DIRECTION ▸ Determine which lines contain the word "ausrichten", then copy those lines.

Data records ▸
>>>
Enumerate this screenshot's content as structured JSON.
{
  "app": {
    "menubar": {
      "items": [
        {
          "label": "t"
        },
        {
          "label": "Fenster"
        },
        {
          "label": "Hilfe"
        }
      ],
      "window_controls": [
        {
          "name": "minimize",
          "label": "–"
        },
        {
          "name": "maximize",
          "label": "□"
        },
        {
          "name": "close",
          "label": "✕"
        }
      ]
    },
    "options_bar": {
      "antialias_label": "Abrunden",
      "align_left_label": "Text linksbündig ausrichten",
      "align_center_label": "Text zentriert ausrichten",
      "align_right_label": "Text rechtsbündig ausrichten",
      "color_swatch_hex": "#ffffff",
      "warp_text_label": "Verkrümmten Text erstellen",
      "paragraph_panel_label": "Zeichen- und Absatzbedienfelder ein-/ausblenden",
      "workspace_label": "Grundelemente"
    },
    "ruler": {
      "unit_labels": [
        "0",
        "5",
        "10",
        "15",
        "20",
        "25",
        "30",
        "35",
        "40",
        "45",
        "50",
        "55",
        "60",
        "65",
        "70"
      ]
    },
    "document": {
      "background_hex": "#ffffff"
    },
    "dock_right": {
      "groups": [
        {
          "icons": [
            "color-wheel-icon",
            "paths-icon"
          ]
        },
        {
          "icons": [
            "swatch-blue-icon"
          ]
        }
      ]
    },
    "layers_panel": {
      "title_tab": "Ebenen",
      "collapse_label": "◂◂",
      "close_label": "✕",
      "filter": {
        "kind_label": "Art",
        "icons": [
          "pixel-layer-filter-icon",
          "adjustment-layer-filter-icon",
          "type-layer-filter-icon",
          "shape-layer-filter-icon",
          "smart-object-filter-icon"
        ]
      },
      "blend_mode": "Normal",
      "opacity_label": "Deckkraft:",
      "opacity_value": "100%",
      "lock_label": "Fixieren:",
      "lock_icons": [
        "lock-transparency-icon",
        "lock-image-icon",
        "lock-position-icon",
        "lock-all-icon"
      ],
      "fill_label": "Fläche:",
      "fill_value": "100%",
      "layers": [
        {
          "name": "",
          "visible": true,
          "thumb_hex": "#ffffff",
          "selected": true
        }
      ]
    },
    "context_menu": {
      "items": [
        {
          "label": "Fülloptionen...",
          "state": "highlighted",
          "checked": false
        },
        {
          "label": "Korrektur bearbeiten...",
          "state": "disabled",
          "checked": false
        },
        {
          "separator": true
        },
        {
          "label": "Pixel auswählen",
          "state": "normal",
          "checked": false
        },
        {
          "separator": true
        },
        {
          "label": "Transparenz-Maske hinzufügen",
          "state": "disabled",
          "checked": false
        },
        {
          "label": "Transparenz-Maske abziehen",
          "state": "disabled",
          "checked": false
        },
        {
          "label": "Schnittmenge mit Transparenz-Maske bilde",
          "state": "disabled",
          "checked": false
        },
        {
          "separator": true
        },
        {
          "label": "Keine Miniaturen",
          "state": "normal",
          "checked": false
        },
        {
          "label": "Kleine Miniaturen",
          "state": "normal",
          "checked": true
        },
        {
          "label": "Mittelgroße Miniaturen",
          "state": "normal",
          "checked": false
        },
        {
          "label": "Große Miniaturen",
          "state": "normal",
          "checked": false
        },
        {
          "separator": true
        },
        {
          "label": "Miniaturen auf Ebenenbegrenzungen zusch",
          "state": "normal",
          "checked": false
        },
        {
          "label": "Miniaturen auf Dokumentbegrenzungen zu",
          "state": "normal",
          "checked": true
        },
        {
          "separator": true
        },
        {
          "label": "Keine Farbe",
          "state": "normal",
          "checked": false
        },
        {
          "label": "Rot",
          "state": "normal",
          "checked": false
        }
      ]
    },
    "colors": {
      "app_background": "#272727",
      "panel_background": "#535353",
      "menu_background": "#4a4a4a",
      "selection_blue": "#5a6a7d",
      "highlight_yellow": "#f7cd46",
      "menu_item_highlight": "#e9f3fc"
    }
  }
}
<<<
FULL SOLUTION ▸
      "align_left_label": "Text linksbündig ausrichten",
      "align_center_label": "Text zentriert ausrichten",
      "align_right_label": "Text rechtsbündig ausrichten",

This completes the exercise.